What you should do. Only the pictures stay out; every record is to be quoted exactly.

— Start —

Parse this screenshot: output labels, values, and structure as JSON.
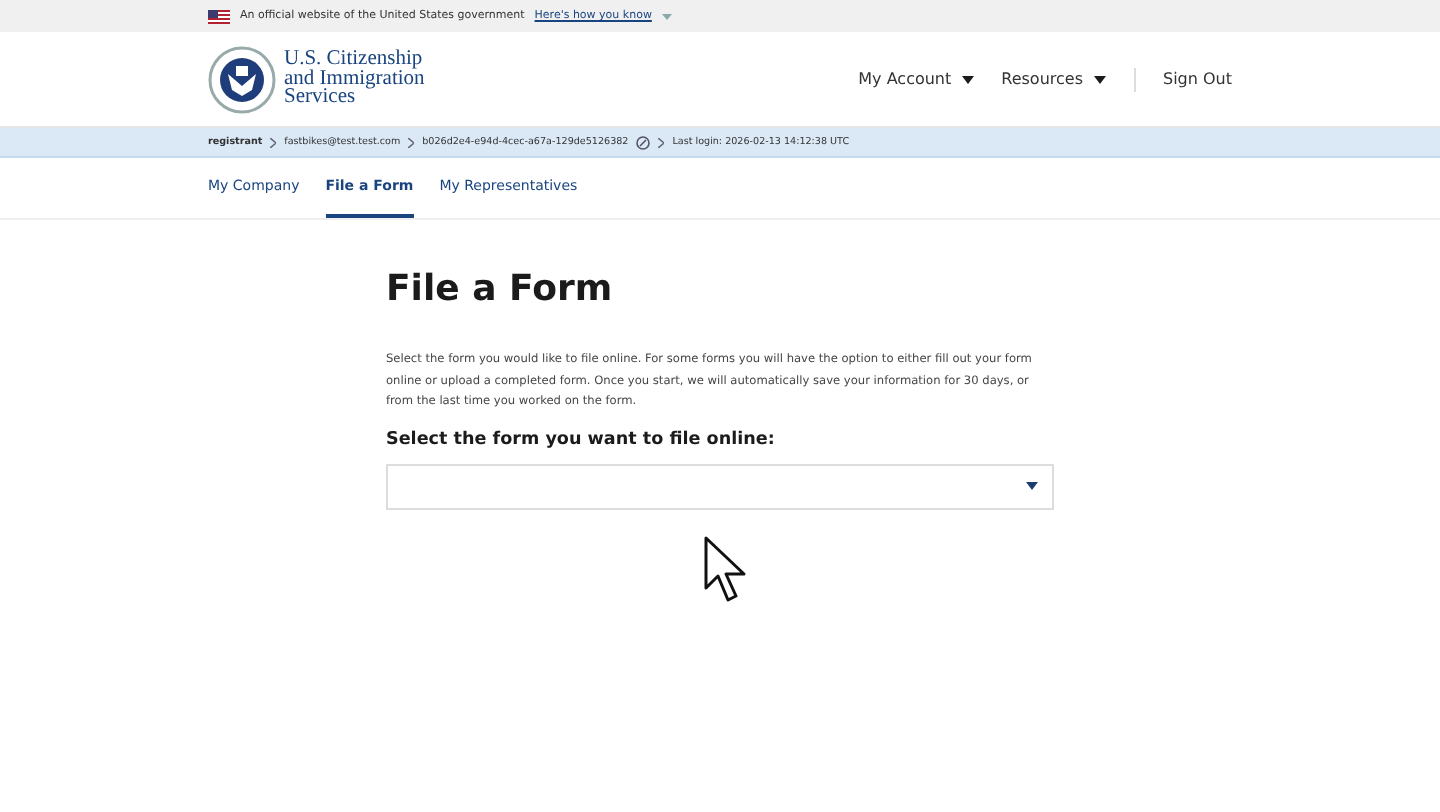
{
  "banner": {
    "text": "An official website of the United States government",
    "link": "Here's how you know"
  },
  "header": {
    "agency": [
      "U.S. Citizenship",
      "and Immigration",
      "Services"
    ],
    "nav": [
      {
        "label": "My Account",
        "kind": "dropdown"
      },
      {
        "label": "Resources",
        "kind": "dropdown"
      },
      {
        "label": "Sign Out",
        "kind": "link"
      }
    ]
  },
  "info_bar": [
    {
      "text": "registrant",
      "kind": "role"
    },
    {
      "text": "fastbikes@test.test.com",
      "kind": "plain"
    },
    {
      "text": "b026d2e4-e94d-4cec-a67a-129de5126382",
      "kind": "copyable"
    },
    {
      "text": "Last login: 2026-02-13 14:12:38 UTC",
      "kind": "plain"
    }
  ],
  "tabs": [
    {
      "label": "My Company",
      "selected": false
    },
    {
      "label": "File a Form",
      "selected": true
    },
    {
      "label": "My Representatives",
      "selected": false
    }
  ],
  "page": {
    "title": "File a Form",
    "description": "Select the form you would like to file online. For some forms you will have the option to either fill out your form online or upload a completed form. Once you start, we will automatically save your information for 30 days, or from the last time you worked on the form.",
    "select_label": "Select the form you want to file online:"
  }
}
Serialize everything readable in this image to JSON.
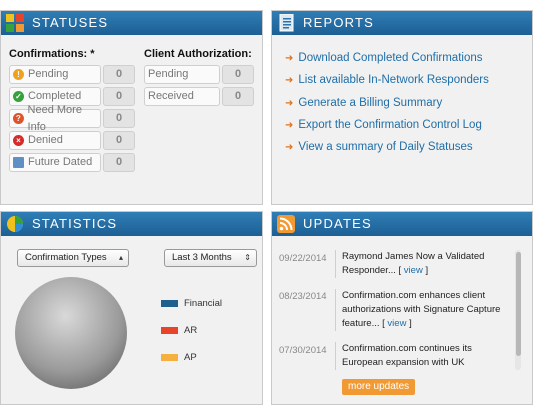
{
  "statuses": {
    "title": "STATUSES",
    "confirmations_title": "Confirmations: *",
    "client_auth_title": "Client Authorization:",
    "confirmations": [
      {
        "label": "Pending",
        "count": "0",
        "icon": "warning-icon",
        "color": "#f1a21c"
      },
      {
        "label": "Completed",
        "count": "0",
        "icon": "check-icon",
        "color": "#36a23a"
      },
      {
        "label": "Need More Info",
        "count": "0",
        "icon": "question-icon",
        "color": "#e0532a"
      },
      {
        "label": "Denied",
        "count": "0",
        "icon": "denied-icon",
        "color": "#d62b2b"
      },
      {
        "label": "Future Dated",
        "count": "0",
        "icon": "calendar-icon",
        "color": "#5f8fc4"
      }
    ],
    "client_auth": [
      {
        "label": "Pending",
        "count": "0"
      },
      {
        "label": "Received",
        "count": "0"
      }
    ]
  },
  "reports": {
    "title": "REPORTS",
    "links": [
      "Download Completed Confirmations",
      "List available In-Network Responders",
      "Generate a Billing Summary",
      "Export the Confirmation Control Log",
      "View a summary of Daily Statuses"
    ]
  },
  "statistics": {
    "title": "STATISTICS",
    "type_select": "Confirmation Types",
    "range_select": "Last 3 Months",
    "legend": [
      {
        "name": "Financial",
        "color": "#1f5f8f"
      },
      {
        "name": "AR",
        "color": "#e8432b"
      },
      {
        "name": "AP",
        "color": "#f5b042"
      }
    ]
  },
  "updates": {
    "title": "UPDATES",
    "items": [
      {
        "date": "09/22/2014",
        "text": "Raymond James Now a Validated Responder... [",
        "link": " view ",
        "tail": "]"
      },
      {
        "date": "08/23/2014",
        "text": "Confirmation.com enhances client authorizations with Signature Capture feature... [",
        "link": " view ",
        "tail": "]"
      },
      {
        "date": "07/30/2014",
        "text": "Confirmation.com continues its European expansion with UK",
        "link": "",
        "tail": ""
      }
    ],
    "more_label": "more updates"
  },
  "colors": {
    "header": "#2a73ad",
    "link": "#1f6ea8",
    "accent": "#e0731d"
  }
}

— End —

Full answer.
Parse this screenshot: output labels, values, and structure as JSON.
{
  "banner": {
    "text": "An official website of the United States government",
    "link": "Here's how you know"
  },
  "header": {
    "agency": [
      "U.S. Citizenship",
      "and Immigration",
      "Services"
    ],
    "nav": [
      {
        "label": "My Account",
        "kind": "dropdown"
      },
      {
        "label": "Resources",
        "kind": "dropdown"
      },
      {
        "label": "Sign Out",
        "kind": "link"
      }
    ]
  },
  "info_bar": [
    {
      "text": "registrant",
      "kind": "role"
    },
    {
      "text": "fastbikes@test.test.com",
      "kind": "plain"
    },
    {
      "text": "b026d2e4-e94d-4cec-a67a-129de5126382",
      "kind": "copyable"
    },
    {
      "text": "Last login: 2026-02-13 14:12:38 UTC",
      "kind": "plain"
    }
  ],
  "tabs": [
    {
      "label": "My Company",
      "selected": false
    },
    {
      "label": "File a Form",
      "selected": true
    },
    {
      "label": "My Representatives",
      "selected": false
    }
  ],
  "page": {
    "title": "File a Form",
    "description": "Select the form you would like to file online. For some forms you will have the option to either fill out your form online or upload a completed form. Once you start, we will automatically save your information for 30 days, or from the last time you worked on the form.",
    "select_label": "Select the form you want to file online:"
  }
}
Serialize everything readable in this image to JSON.
{
  "statuses": {
    "title": "STATUSES",
    "confirmations_title": "Confirmations: *",
    "client_auth_title": "Client Authorization:",
    "confirmations": [
      {
        "label": "Pending",
        "count": "0",
        "icon": "warning-icon",
        "color": "#f1a21c"
      },
      {
        "label": "Completed",
        "count": "0",
        "icon": "check-icon",
        "color": "#36a23a"
      },
      {
        "label": "Need More Info",
        "count": "0",
        "icon": "question-icon",
        "color": "#e0532a"
      },
      {
        "label": "Denied",
        "count": "0",
        "icon": "denied-icon",
        "color": "#d62b2b"
      },
      {
        "label": "Future Dated",
        "count": "0",
        "icon": "calendar-icon",
        "color": "#5f8fc4"
      }
    ],
    "client_auth": [
      {
        "label": "Pending",
        "count": "0"
      },
      {
        "label": "Received",
        "count": "0"
      }
    ]
  },
  "reports": {
    "title": "REPORTS",
    "links": [
      "Download Completed Confirmations",
      "List available In-Network Responders",
      "Generate a Billing Summary",
      "Export the Confirmation Control Log",
      "View a summary of Daily Statuses"
    ]
  },
  "statistics": {
    "title": "STATISTICS",
    "type_select": "Confirmation Types",
    "range_select": "Last 3 Months",
    "legend": [
      {
        "name": "Financial",
        "color": "#1f5f8f"
      },
      {
        "name": "AR",
        "color": "#e8432b"
      },
      {
        "name": "AP",
        "color": "#f5b042"
      }
    ]
  },
  "updates": {
    "title": "UPDATES",
    "items": [
      {
        "date": "09/22/2014",
        "text": "Raymond James Now a Validated Responder... [",
        "link": " view ",
        "tail": "]"
      },
      {
        "date": "08/23/2014",
        "text": "Confirmation.com enhances client authorizations with Signature Capture feature... [",
        "link": " view ",
        "tail": "]"
      },
      {
        "date": "07/30/2014",
        "text": "Confirmation.com continues its European expansion with UK",
        "link": "",
        "tail": ""
      }
    ],
    "more_label": "more updates"
  },
  "colors": {
    "header": "#2a73ad",
    "link": "#1f6ea8",
    "accent": "#e0731d"
  }
}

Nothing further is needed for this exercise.